§ Goal of the exercise: Copy each line of the following material that has the string "vaststelling".

§ Dataset records:
■ ■ ■ ■

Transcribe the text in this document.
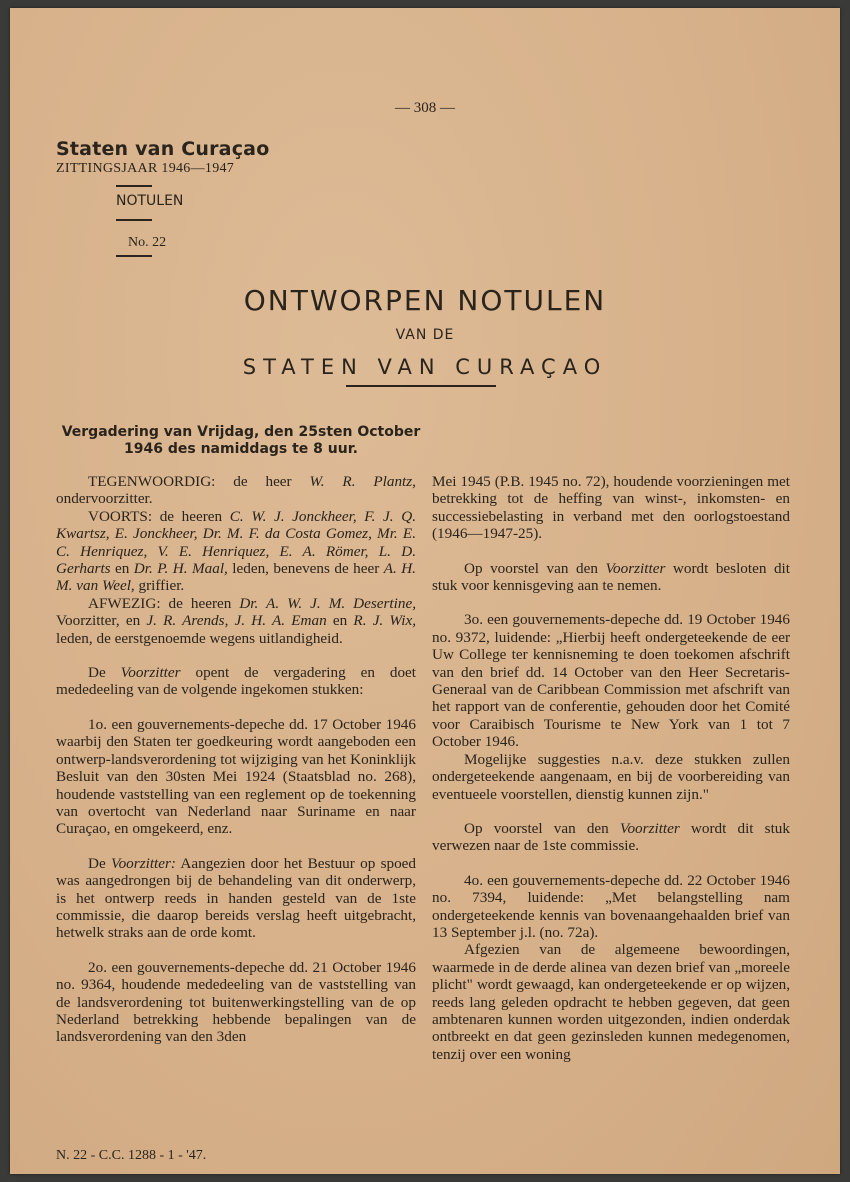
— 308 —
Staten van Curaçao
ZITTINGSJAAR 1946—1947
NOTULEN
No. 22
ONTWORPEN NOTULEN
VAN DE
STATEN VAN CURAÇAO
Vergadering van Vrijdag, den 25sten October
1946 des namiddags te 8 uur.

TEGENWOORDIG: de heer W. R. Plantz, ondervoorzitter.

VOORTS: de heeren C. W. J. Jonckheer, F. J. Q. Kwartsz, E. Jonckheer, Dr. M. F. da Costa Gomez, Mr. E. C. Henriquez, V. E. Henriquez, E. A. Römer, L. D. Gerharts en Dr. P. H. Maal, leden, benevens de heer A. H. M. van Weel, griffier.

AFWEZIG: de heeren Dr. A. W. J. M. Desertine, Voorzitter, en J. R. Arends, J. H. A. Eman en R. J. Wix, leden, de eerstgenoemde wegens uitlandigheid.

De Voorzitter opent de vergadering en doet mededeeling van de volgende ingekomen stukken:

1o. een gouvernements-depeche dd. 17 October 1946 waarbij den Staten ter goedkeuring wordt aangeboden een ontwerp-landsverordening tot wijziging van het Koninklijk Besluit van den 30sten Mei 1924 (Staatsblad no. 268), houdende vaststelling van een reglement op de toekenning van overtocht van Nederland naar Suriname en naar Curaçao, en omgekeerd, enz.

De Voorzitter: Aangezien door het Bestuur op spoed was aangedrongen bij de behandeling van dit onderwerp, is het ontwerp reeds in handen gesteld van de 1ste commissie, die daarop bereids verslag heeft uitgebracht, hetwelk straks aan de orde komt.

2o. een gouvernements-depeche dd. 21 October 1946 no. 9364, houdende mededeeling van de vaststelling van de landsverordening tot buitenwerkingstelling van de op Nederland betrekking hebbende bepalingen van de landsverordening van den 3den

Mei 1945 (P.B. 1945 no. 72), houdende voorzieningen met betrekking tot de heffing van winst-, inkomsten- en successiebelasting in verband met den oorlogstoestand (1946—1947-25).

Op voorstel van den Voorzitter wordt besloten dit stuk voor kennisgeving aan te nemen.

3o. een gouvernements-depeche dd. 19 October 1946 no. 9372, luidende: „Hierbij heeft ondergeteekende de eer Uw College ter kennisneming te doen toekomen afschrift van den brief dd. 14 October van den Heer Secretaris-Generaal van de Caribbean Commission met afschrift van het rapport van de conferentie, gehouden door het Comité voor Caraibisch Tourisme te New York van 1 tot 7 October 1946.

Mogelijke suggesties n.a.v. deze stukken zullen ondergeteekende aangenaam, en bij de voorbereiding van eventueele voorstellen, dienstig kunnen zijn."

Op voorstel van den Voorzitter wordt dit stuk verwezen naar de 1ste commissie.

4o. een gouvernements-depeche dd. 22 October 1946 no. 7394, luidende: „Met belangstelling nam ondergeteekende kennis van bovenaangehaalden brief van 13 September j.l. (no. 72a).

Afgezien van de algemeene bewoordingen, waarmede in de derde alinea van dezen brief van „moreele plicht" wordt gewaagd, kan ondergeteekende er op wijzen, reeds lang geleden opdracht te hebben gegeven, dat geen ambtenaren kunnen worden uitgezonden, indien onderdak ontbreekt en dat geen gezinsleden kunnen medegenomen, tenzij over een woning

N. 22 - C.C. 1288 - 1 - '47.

■ ■ ■ ■

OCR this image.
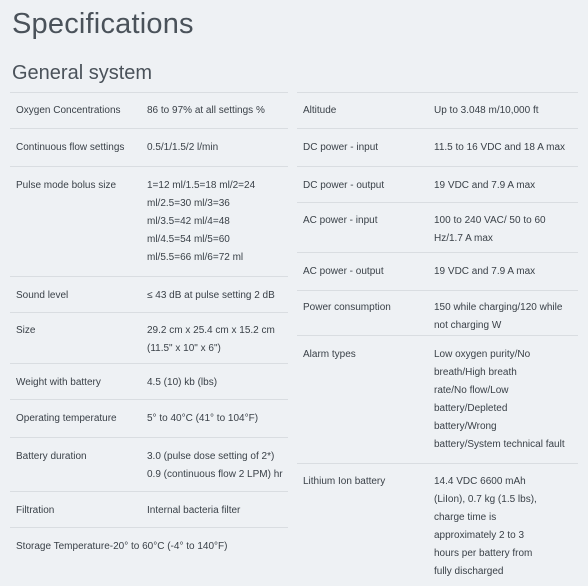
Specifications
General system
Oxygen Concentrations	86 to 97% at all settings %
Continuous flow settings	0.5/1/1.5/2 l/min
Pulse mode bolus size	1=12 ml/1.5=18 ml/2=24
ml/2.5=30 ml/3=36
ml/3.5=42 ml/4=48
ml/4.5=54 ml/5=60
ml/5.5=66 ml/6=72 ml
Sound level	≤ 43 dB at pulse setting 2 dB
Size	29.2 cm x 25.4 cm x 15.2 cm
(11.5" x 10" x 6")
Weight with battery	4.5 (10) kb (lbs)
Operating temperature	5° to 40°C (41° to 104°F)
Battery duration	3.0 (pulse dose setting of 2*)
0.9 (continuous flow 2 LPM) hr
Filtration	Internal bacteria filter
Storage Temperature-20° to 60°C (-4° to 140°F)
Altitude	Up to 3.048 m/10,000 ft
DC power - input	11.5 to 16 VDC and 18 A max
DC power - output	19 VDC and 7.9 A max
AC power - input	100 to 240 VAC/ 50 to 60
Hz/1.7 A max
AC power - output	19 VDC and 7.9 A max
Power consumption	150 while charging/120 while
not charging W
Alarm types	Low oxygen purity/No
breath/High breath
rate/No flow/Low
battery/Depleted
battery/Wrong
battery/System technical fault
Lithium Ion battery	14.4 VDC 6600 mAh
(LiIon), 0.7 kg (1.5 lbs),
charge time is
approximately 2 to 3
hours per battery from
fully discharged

■ ■ ■ ■

§ Response to this task:
1o. een gouvernements-depeche dd. 17 October 1946 waarbij den Staten ter goedkeuring wordt aangeboden een ontwerp-landsverordening tot wijziging van het Koninklijk Besluit van den 30sten Mei 1924 (Staatsblad no. 268), houdende vaststelling van een reglement op de toekenning van overtocht van Nederland naar Suriname en naar Curaçao, en omgekeerd, enz.
2o. een gouvernements-depeche dd. 21 October 1946 no. 9364, houdende mededeeling van de vaststelling van de landsverordening tot buitenwerkingstelling van de op Nederland betrekking hebbende bepalingen van de landsverordening van den 3den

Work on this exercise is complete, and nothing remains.